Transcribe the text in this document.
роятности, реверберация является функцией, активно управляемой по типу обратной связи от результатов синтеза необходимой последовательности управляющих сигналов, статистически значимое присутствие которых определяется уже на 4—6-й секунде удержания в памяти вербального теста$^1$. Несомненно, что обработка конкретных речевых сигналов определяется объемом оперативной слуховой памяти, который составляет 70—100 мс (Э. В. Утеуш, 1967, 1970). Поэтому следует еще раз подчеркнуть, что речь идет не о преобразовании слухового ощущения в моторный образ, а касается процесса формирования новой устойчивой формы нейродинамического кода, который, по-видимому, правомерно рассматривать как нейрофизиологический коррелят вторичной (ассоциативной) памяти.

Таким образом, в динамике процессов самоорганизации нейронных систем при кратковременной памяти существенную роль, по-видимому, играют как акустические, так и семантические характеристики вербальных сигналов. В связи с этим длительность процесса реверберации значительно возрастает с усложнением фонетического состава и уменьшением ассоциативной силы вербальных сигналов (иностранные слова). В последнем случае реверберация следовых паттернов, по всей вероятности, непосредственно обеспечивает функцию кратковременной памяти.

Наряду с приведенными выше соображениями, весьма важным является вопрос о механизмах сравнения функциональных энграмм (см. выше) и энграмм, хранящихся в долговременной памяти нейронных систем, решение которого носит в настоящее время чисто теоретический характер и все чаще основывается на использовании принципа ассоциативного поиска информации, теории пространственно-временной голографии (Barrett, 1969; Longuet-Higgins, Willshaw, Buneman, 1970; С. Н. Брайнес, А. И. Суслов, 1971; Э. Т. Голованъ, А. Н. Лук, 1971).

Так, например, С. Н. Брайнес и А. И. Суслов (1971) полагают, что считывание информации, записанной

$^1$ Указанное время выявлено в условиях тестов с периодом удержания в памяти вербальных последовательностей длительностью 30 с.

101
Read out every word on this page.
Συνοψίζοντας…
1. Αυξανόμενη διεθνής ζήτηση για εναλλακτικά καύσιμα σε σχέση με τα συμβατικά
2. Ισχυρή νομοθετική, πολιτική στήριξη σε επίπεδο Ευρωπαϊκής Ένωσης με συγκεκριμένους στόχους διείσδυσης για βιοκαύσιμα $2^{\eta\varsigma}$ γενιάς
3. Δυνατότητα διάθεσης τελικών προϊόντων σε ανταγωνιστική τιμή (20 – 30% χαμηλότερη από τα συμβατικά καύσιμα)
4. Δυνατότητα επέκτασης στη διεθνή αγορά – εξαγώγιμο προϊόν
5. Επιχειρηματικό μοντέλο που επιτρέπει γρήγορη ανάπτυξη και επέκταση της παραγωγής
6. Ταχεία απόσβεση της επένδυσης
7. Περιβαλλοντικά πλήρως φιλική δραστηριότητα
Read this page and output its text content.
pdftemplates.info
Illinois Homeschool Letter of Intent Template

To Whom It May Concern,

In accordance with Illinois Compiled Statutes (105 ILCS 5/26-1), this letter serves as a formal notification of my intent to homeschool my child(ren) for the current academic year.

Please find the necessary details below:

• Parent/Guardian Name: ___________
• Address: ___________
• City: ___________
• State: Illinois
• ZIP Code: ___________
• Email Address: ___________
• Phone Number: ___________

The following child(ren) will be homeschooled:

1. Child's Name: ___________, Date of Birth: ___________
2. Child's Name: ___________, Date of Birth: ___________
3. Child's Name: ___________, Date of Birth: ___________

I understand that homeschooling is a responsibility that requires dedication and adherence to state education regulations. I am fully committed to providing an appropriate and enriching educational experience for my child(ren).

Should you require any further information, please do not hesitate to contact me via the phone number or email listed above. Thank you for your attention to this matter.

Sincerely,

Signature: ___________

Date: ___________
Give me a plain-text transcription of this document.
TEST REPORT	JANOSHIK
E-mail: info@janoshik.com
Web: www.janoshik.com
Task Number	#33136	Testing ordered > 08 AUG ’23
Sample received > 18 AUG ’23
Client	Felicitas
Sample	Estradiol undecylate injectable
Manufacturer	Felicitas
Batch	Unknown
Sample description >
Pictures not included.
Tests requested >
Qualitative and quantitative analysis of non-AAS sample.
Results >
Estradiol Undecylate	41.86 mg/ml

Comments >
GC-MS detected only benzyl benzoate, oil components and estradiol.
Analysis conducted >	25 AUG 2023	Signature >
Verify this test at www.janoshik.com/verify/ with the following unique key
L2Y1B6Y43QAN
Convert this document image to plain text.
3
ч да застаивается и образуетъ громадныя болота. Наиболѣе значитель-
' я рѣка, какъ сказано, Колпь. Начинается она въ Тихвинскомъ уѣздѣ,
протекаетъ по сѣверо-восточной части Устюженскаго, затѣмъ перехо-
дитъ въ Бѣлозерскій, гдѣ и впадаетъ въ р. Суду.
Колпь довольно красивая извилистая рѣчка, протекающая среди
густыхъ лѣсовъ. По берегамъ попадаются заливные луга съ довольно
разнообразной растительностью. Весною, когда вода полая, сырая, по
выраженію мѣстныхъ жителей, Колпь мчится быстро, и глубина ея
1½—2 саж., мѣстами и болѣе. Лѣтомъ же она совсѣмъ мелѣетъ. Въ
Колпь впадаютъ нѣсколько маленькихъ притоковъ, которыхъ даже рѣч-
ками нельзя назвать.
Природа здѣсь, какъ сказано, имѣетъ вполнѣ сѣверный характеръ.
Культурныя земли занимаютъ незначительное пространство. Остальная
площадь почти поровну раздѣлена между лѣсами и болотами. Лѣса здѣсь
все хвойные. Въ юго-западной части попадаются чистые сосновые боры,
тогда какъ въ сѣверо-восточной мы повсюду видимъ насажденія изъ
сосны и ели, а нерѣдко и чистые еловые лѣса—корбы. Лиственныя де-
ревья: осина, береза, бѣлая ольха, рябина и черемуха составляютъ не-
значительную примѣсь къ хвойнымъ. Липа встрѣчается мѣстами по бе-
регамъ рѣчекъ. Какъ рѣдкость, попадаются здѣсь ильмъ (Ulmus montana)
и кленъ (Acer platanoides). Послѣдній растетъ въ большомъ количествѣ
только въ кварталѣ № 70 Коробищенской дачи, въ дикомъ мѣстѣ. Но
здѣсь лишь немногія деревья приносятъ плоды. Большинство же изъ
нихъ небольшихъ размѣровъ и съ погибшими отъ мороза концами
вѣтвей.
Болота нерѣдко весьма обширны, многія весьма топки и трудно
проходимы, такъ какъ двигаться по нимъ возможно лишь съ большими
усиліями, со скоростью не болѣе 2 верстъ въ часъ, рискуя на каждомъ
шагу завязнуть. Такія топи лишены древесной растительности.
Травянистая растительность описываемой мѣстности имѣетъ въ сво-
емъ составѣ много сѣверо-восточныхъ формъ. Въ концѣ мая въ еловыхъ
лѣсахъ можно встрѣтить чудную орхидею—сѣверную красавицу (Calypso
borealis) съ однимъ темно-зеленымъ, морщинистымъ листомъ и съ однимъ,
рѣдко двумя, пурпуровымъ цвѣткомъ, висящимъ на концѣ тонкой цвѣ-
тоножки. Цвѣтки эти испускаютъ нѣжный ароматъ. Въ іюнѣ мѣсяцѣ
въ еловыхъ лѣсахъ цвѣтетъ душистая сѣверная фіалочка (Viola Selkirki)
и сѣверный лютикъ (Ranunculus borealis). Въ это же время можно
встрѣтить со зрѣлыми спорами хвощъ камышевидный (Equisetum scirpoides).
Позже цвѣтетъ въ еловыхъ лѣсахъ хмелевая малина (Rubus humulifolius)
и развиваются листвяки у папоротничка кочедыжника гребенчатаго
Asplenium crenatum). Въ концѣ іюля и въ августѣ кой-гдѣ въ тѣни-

TASK DESCRIPTION:
Every entry above should be retyped exactly as shown.

EXERCISE RESPONSE:
Transcribe the text in this document.
роятности, реверберация является функцией, активно управляемой по типу обратной связи от результатов синтеза необходимой последовательности управляющих сигналов, статистически значимое присутствие которых определяется уже на 4—6-й секунде удержания в памяти вербального теста$^1$. Несомненно, что обработка конкретных речевых сигналов определяется объемом оперативной слуховой памяти, который составляет 70—100 мс (Э. В. Утеуш, 1967, 1970). Поэтому следует еще раз подчеркнуть, что речь идет не о преобразовании слухового ощущения в моторный образ, а касается процесса формирования новой устойчивой формы нейродинамического кода, который, по-видимому, правомерно рассматривать как нейрофизиологический коррелят вторичной (ассоциативной) памяти.

Таким образом, в динамике процессов самоорганизации нейронных систем при кратковременной памяти существенную роль, по-видимому, играют как акустические, так и семантические характеристики вербальных сигналов. В связи с этим длительность процесса реверберации значительно возрастает с усложнением фонетического состава и уменьшением ассоциативной силы вербальных сигналов (иностранные слова). В последнем случае реверберация следовых паттернов, по всей вероятности, непосредственно обеспечивает функцию кратковременной памяти.

Наряду с приведенными выше соображениями, весьма важным является вопрос о механизмах сравнения функциональных энграмм (см. выше) и энграмм, хранящихся в долговременной памяти нейронных систем, решение которого носит в настоящее время чисто теоретический характер и все чаще основывается на использовании принципа ассоциативного поиска информации, теории пространственно-временной голографии (Barrett, 1969; Longuet-Higgins, Willshaw, Buneman, 1970; С. Н. Брайнес, А. И. Суслов, 1971; Э. Т. Голованъ, А. Н. Лук, 1971).

Так, например, С. Н. Брайнес и А. И. Суслов (1971) полагают, что считывание информации, записанной

$^1$ Указанное время выявлено в условиях тестов с периодом удержания в памяти вербальных последовательностей длительностью 30 с.

101
Read out every word on this page.
Συνοψίζοντας…
1. Αυξανόμενη διεθνής ζήτηση για εναλλακτικά καύσιμα σε σχέση με τα συμβατικά
2. Ισχυρή νομοθετική, πολιτική στήριξη σε επίπεδο Ευρωπαϊκής Ένωσης με συγκεκριμένους στόχους διείσδυσης για βιοκαύσιμα $2^{\eta\varsigma}$ γενιάς
3. Δυνατότητα διάθεσης τελικών προϊόντων σε ανταγωνιστική τιμή (20 – 30% χαμηλότερη από τα συμβατικά καύσιμα)
4. Δυνατότητα επέκτασης στη διεθνή αγορά – εξαγώγιμο προϊόν
5. Επιχειρηματικό μοντέλο που επιτρέπει γρήγορη ανάπτυξη και επέκταση της παραγωγής
6. Ταχεία απόσβεση της επένδυσης
7. Περιβαλλοντικά πλήρως φιλική δραστηριότητα
Read this page and output its text content.
pdftemplates.info
Illinois Homeschool Letter of Intent Template

To Whom It May Concern,

In accordance with Illinois Compiled Statutes (105 ILCS 5/26-1), this letter serves as a formal notification of my intent to homeschool my child(ren) for the current academic year.

Please find the necessary details below:

• Parent/Guardian Name: ___________
• Address: ___________
• City: ___________
• State: Illinois
• ZIP Code: ___________
• Email Address: ___________
• Phone Number: ___________

The following child(ren) will be homeschooled:

1. Child's Name: ___________, Date of Birth: ___________
2. Child's Name: ___________, Date of Birth: ___________
3. Child's Name: ___________, Date of Birth: ___________

I understand that homeschooling is a responsibility that requires dedication and adherence to state education regulations. I am fully committed to providing an appropriate and enriching educational experience for my child(ren).

Should you require any further information, please do not hesitate to contact me via the phone number or email listed above. Thank you for your attention to this matter.

Sincerely,

Signature: ___________

Date: ___________
Give me a plain-text transcription of this document.
TEST REPORT	JANOSHIK
E-mail: info@janoshik.com
Web: www.janoshik.com
Task Number	#33136	Testing ordered > 08 AUG ’23
Sample received > 18 AUG ’23
Client	Felicitas
Sample	Estradiol undecylate injectable
Manufacturer	Felicitas
Batch	Unknown
Sample description >
Pictures not included.
Tests requested >
Qualitative and quantitative analysis of non-AAS sample.
Results >
Estradiol Undecylate	41.86 mg/ml

Comments >
GC-MS detected only benzyl benzoate, oil components and estradiol.
Analysis conducted >	25 AUG 2023	Signature >
Verify this test at www.janoshik.com/verify/ with the following unique key
L2Y1B6Y43QAN
Convert this document image to plain text.
3
ч да застаивается и образуетъ громадныя болота. Наиболѣе значитель-
' я рѣка, какъ сказано, Колпь. Начинается она въ Тихвинскомъ уѣздѣ,
протекаетъ по сѣверо-восточной части Устюженскаго, затѣмъ перехо-
дитъ въ Бѣлозерскій, гдѣ и впадаетъ въ р. Суду.
Колпь довольно красивая извилистая рѣчка, протекающая среди
густыхъ лѣсовъ. По берегамъ попадаются заливные луга съ довольно
разнообразной растительностью. Весною, когда вода полая, сырая, по
выраженію мѣстныхъ жителей, Колпь мчится быстро, и глубина ея
1½—2 саж., мѣстами и болѣе. Лѣтомъ же она совсѣмъ мелѣетъ. Въ
Колпь впадаютъ нѣсколько маленькихъ притоковъ, которыхъ даже рѣч-
ками нельзя назвать.
Природа здѣсь, какъ сказано, имѣетъ вполнѣ сѣверный характеръ.
Культурныя земли занимаютъ незначительное пространство. Остальная
площадь почти поровну раздѣлена между лѣсами и болотами. Лѣса здѣсь
все хвойные. Въ юго-западной части попадаются чистые сосновые боры,
тогда какъ въ сѣверо-восточной мы повсюду видимъ насажденія изъ
сосны и ели, а нерѣдко и чистые еловые лѣса—корбы. Лиственныя де-
ревья: осина, береза, бѣлая ольха, рябина и черемуха составляютъ не-
значительную примѣсь къ хвойнымъ. Липа встрѣчается мѣстами по бе-
регамъ рѣчекъ. Какъ рѣдкость, попадаются здѣсь ильмъ (Ulmus montana)
и кленъ (Acer platanoides). Послѣдній растетъ въ большомъ количествѣ
только въ кварталѣ № 70 Коробищенской дачи, въ дикомъ мѣстѣ. Но
здѣсь лишь немногія деревья приносятъ плоды. Большинство же изъ
нихъ небольшихъ размѣровъ и съ погибшими отъ мороза концами
вѣтвей.
Болота нерѣдко весьма обширны, многія весьма топки и трудно
проходимы, такъ какъ двигаться по нимъ возможно лишь съ большими
усиліями, со скоростью не болѣе 2 верстъ въ часъ, рискуя на каждомъ
шагу завязнуть. Такія топи лишены древесной растительности.
Травянистая растительность описываемой мѣстности имѣетъ въ сво-
емъ составѣ много сѣверо-восточныхъ формъ. Въ концѣ мая въ еловыхъ
лѣсахъ можно встрѣтить чудную орхидею—сѣверную красавицу (Calypso
borealis) съ однимъ темно-зеленымъ, морщинистымъ листомъ и съ однимъ,
рѣдко двумя, пурпуровымъ цвѣткомъ, висящимъ на концѣ тонкой цвѣ-
тоножки. Цвѣтки эти испускаютъ нѣжный ароматъ. Въ іюнѣ мѣсяцѣ
въ еловыхъ лѣсахъ цвѣтетъ душистая сѣверная фіалочка (Viola Selkirki)
и сѣверный лютикъ (Ranunculus borealis). Въ это же время можно
встрѣтить со зрѣлыми спорами хвощъ камышевидный (Equisetum scirpoides).
Позже цвѣтетъ въ еловыхъ лѣсахъ хмелевая малина (Rubus humulifolius)
и развиваются листвяки у папоротничка кочедыжника гребенчатаго
Asplenium crenatum). Въ концѣ іюля и въ августѣ кой-гдѣ въ тѣни-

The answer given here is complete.